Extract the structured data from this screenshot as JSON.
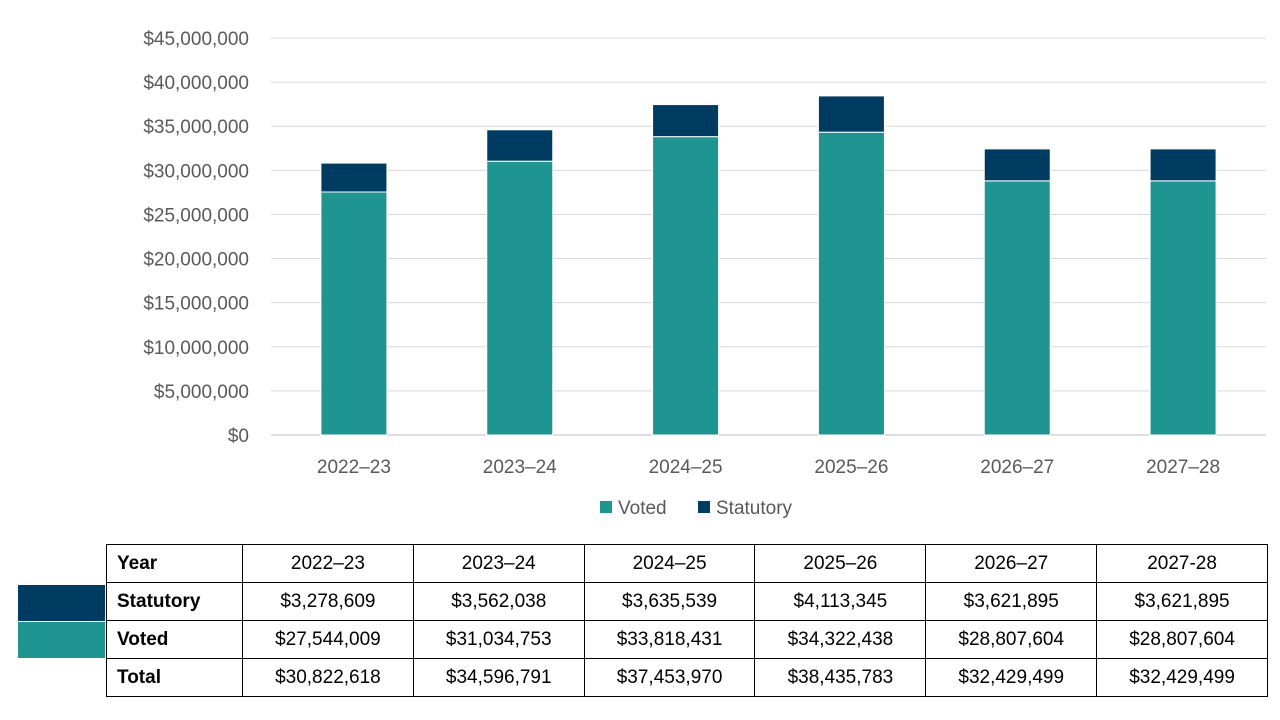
{
  "chart_data": {
    "type": "bar",
    "stacked": true,
    "categories": [
      "2022–23",
      "2023–24",
      "2024–25",
      "2025–26",
      "2026–27",
      "2027–28"
    ],
    "series": [
      {
        "name": "Voted",
        "color": "#1f9591",
        "values": [
          27544009,
          31034753,
          33818431,
          34322438,
          28807604,
          28807604
        ]
      },
      {
        "name": "Statutory",
        "color": "#003b62",
        "values": [
          3278609,
          3562038,
          3635539,
          4113345,
          3621895,
          3621895
        ]
      }
    ],
    "ylim": [
      0,
      45000000
    ],
    "y_ticks": [
      "$0",
      "$5,000,000",
      "$10,000,000",
      "$15,000,000",
      "$20,000,000",
      "$25,000,000",
      "$30,000,000",
      "$35,000,000",
      "$40,000,000",
      "$45,000,000"
    ],
    "y_tick_values": [
      0,
      5000000,
      10000000,
      15000000,
      20000000,
      25000000,
      30000000,
      35000000,
      40000000,
      45000000
    ],
    "grid": true,
    "legend_position": "bottom",
    "title": "",
    "xlabel": "",
    "ylabel": ""
  },
  "table": {
    "header_label": "Year",
    "years": [
      "2022–23",
      "2023–24",
      "2024–25",
      "2025–26",
      "2026–27",
      "2027-28"
    ],
    "rows": [
      {
        "label": "Statutory",
        "swatch_color": "#003b62",
        "values": [
          "$3,278,609",
          "$3,562,038",
          "$3,635,539",
          "$4,113,345",
          "$3,621,895",
          "$3,621,895"
        ]
      },
      {
        "label": "Voted",
        "swatch_color": "#1f9591",
        "values": [
          "$27,544,009",
          "$31,034,753",
          "$33,818,431",
          "$34,322,438",
          "$28,807,604",
          "$28,807,604"
        ]
      },
      {
        "label": "Total",
        "swatch_color": "",
        "values": [
          "$30,822,618",
          "$34,596,791",
          "$37,453,970",
          "$38,435,783",
          "$32,429,499",
          "$32,429,499"
        ]
      }
    ]
  }
}
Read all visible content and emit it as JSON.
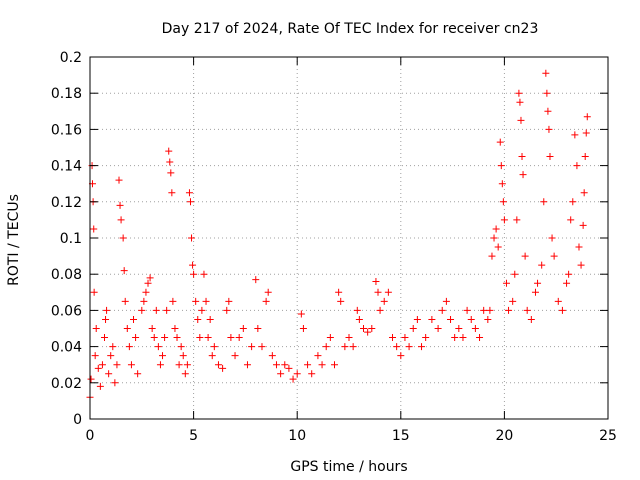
{
  "chart_data": {
    "type": "scatter",
    "title": "Day 217 of 2024, Rate Of TEC Index for receiver cn23",
    "xlabel": "GPS time / hours",
    "ylabel": "ROTI / TECUs",
    "xlim": [
      0,
      25
    ],
    "ylim": [
      0,
      0.2
    ],
    "xticks": [
      0,
      5,
      10,
      15,
      20,
      25
    ],
    "yticks": [
      0,
      0.02,
      0.04,
      0.06,
      0.08,
      0.1,
      0.12,
      0.14,
      0.16,
      0.18,
      0.2
    ],
    "xtick_labels": [
      "0",
      "5",
      "10",
      "15",
      "20",
      "25"
    ],
    "ytick_labels": [
      "0",
      "0.02",
      "0.04",
      "0.06",
      "0.08",
      "0.1",
      "0.12",
      "0.14",
      "0.16",
      "0.18",
      "0.2"
    ],
    "grid": true,
    "marker": "plus",
    "color": "#ff0000",
    "series": [
      {
        "points": [
          [
            0.0,
            0.012
          ],
          [
            0.05,
            0.022
          ],
          [
            0.1,
            0.14
          ],
          [
            0.12,
            0.13
          ],
          [
            0.15,
            0.12
          ],
          [
            0.18,
            0.105
          ],
          [
            0.2,
            0.07
          ],
          [
            0.25,
            0.035
          ],
          [
            0.3,
            0.05
          ],
          [
            0.4,
            0.028
          ],
          [
            0.5,
            0.018
          ],
          [
            0.6,
            0.03
          ],
          [
            0.7,
            0.045
          ],
          [
            0.75,
            0.055
          ],
          [
            0.8,
            0.06
          ],
          [
            0.9,
            0.025
          ],
          [
            1.0,
            0.035
          ],
          [
            1.1,
            0.04
          ],
          [
            1.2,
            0.02
          ],
          [
            1.3,
            0.03
          ],
          [
            1.4,
            0.132
          ],
          [
            1.45,
            0.118
          ],
          [
            1.5,
            0.11
          ],
          [
            1.6,
            0.1
          ],
          [
            1.65,
            0.082
          ],
          [
            1.7,
            0.065
          ],
          [
            1.8,
            0.05
          ],
          [
            1.9,
            0.04
          ],
          [
            2.0,
            0.03
          ],
          [
            2.1,
            0.055
          ],
          [
            2.2,
            0.045
          ],
          [
            2.3,
            0.025
          ],
          [
            2.5,
            0.06
          ],
          [
            2.6,
            0.065
          ],
          [
            2.7,
            0.07
          ],
          [
            2.8,
            0.075
          ],
          [
            2.9,
            0.078
          ],
          [
            3.0,
            0.05
          ],
          [
            3.1,
            0.045
          ],
          [
            3.2,
            0.06
          ],
          [
            3.3,
            0.04
          ],
          [
            3.4,
            0.03
          ],
          [
            3.5,
            0.035
          ],
          [
            3.6,
            0.045
          ],
          [
            3.7,
            0.06
          ],
          [
            3.8,
            0.148
          ],
          [
            3.85,
            0.142
          ],
          [
            3.9,
            0.136
          ],
          [
            3.95,
            0.125
          ],
          [
            4.0,
            0.065
          ],
          [
            4.1,
            0.05
          ],
          [
            4.2,
            0.045
          ],
          [
            4.3,
            0.03
          ],
          [
            4.4,
            0.04
          ],
          [
            4.5,
            0.035
          ],
          [
            4.6,
            0.025
          ],
          [
            4.7,
            0.03
          ],
          [
            4.8,
            0.125
          ],
          [
            4.85,
            0.12
          ],
          [
            4.9,
            0.1
          ],
          [
            4.95,
            0.085
          ],
          [
            5.0,
            0.08
          ],
          [
            5.1,
            0.065
          ],
          [
            5.2,
            0.055
          ],
          [
            5.3,
            0.045
          ],
          [
            5.4,
            0.06
          ],
          [
            5.5,
            0.08
          ],
          [
            5.6,
            0.065
          ],
          [
            5.7,
            0.045
          ],
          [
            5.8,
            0.055
          ],
          [
            5.9,
            0.035
          ],
          [
            6.0,
            0.04
          ],
          [
            6.2,
            0.03
          ],
          [
            6.4,
            0.028
          ],
          [
            6.6,
            0.06
          ],
          [
            6.7,
            0.065
          ],
          [
            6.8,
            0.045
          ],
          [
            7.0,
            0.035
          ],
          [
            7.2,
            0.045
          ],
          [
            7.4,
            0.05
          ],
          [
            7.6,
            0.03
          ],
          [
            7.8,
            0.04
          ],
          [
            8.0,
            0.077
          ],
          [
            8.1,
            0.05
          ],
          [
            8.3,
            0.04
          ],
          [
            8.5,
            0.065
          ],
          [
            8.6,
            0.07
          ],
          [
            8.8,
            0.035
          ],
          [
            9.0,
            0.03
          ],
          [
            9.2,
            0.025
          ],
          [
            9.4,
            0.03
          ],
          [
            9.6,
            0.028
          ],
          [
            9.8,
            0.022
          ],
          [
            10.0,
            0.025
          ],
          [
            10.2,
            0.058
          ],
          [
            10.3,
            0.05
          ],
          [
            10.5,
            0.03
          ],
          [
            10.7,
            0.025
          ],
          [
            11.0,
            0.035
          ],
          [
            11.2,
            0.03
          ],
          [
            11.4,
            0.04
          ],
          [
            11.6,
            0.045
          ],
          [
            11.8,
            0.03
          ],
          [
            12.0,
            0.07
          ],
          [
            12.1,
            0.065
          ],
          [
            12.3,
            0.04
          ],
          [
            12.5,
            0.045
          ],
          [
            12.7,
            0.04
          ],
          [
            12.9,
            0.06
          ],
          [
            13.0,
            0.055
          ],
          [
            13.2,
            0.05
          ],
          [
            13.4,
            0.048
          ],
          [
            13.6,
            0.05
          ],
          [
            13.8,
            0.076
          ],
          [
            13.9,
            0.07
          ],
          [
            14.0,
            0.06
          ],
          [
            14.2,
            0.065
          ],
          [
            14.4,
            0.07
          ],
          [
            14.6,
            0.045
          ],
          [
            14.8,
            0.04
          ],
          [
            15.0,
            0.035
          ],
          [
            15.2,
            0.045
          ],
          [
            15.4,
            0.04
          ],
          [
            15.6,
            0.05
          ],
          [
            15.8,
            0.055
          ],
          [
            16.0,
            0.04
          ],
          [
            16.2,
            0.045
          ],
          [
            16.5,
            0.055
          ],
          [
            16.8,
            0.05
          ],
          [
            17.0,
            0.06
          ],
          [
            17.2,
            0.065
          ],
          [
            17.4,
            0.055
          ],
          [
            17.6,
            0.045
          ],
          [
            17.8,
            0.05
          ],
          [
            18.0,
            0.045
          ],
          [
            18.2,
            0.06
          ],
          [
            18.4,
            0.055
          ],
          [
            18.6,
            0.05
          ],
          [
            18.8,
            0.045
          ],
          [
            19.0,
            0.06
          ],
          [
            19.2,
            0.055
          ],
          [
            19.3,
            0.06
          ],
          [
            19.4,
            0.09
          ],
          [
            19.5,
            0.1
          ],
          [
            19.6,
            0.105
          ],
          [
            19.7,
            0.095
          ],
          [
            19.8,
            0.153
          ],
          [
            19.85,
            0.14
          ],
          [
            19.9,
            0.13
          ],
          [
            19.95,
            0.12
          ],
          [
            20.0,
            0.11
          ],
          [
            20.1,
            0.075
          ],
          [
            20.2,
            0.06
          ],
          [
            20.4,
            0.065
          ],
          [
            20.5,
            0.08
          ],
          [
            20.6,
            0.11
          ],
          [
            20.7,
            0.18
          ],
          [
            20.75,
            0.175
          ],
          [
            20.8,
            0.165
          ],
          [
            20.85,
            0.145
          ],
          [
            20.9,
            0.135
          ],
          [
            21.0,
            0.09
          ],
          [
            21.1,
            0.06
          ],
          [
            21.3,
            0.055
          ],
          [
            21.5,
            0.07
          ],
          [
            21.6,
            0.075
          ],
          [
            21.8,
            0.085
          ],
          [
            21.9,
            0.12
          ],
          [
            22.0,
            0.191
          ],
          [
            22.05,
            0.18
          ],
          [
            22.1,
            0.17
          ],
          [
            22.15,
            0.16
          ],
          [
            22.2,
            0.145
          ],
          [
            22.3,
            0.1
          ],
          [
            22.4,
            0.09
          ],
          [
            22.6,
            0.065
          ],
          [
            22.8,
            0.06
          ],
          [
            23.0,
            0.075
          ],
          [
            23.1,
            0.08
          ],
          [
            23.2,
            0.11
          ],
          [
            23.3,
            0.12
          ],
          [
            23.4,
            0.157
          ],
          [
            23.5,
            0.14
          ],
          [
            23.6,
            0.095
          ],
          [
            23.7,
            0.085
          ],
          [
            23.8,
            0.107
          ],
          [
            23.85,
            0.125
          ],
          [
            23.9,
            0.145
          ],
          [
            23.95,
            0.158
          ],
          [
            24.0,
            0.167
          ]
        ]
      }
    ]
  }
}
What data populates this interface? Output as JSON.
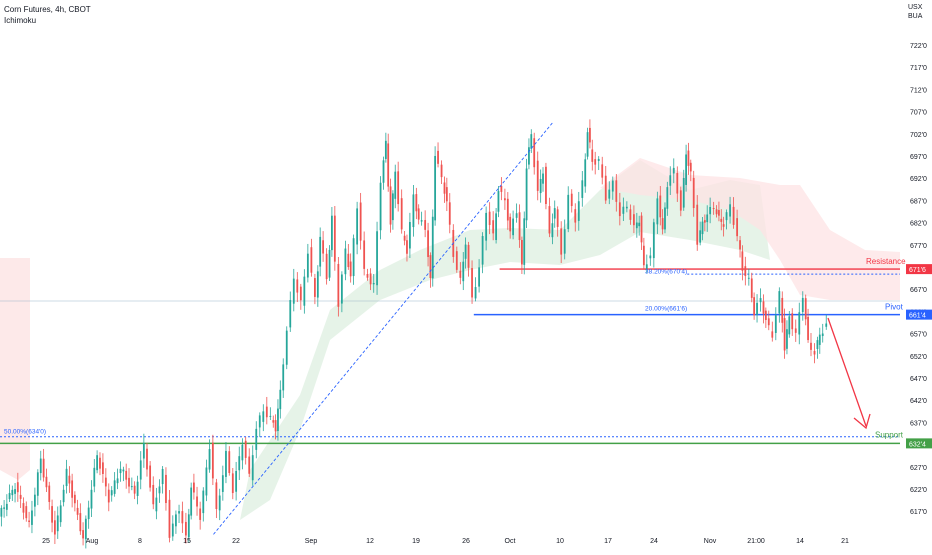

**Task:**
From the records above, how many lines include the word "this"? Only the number is wanted.

**Task answer:**
2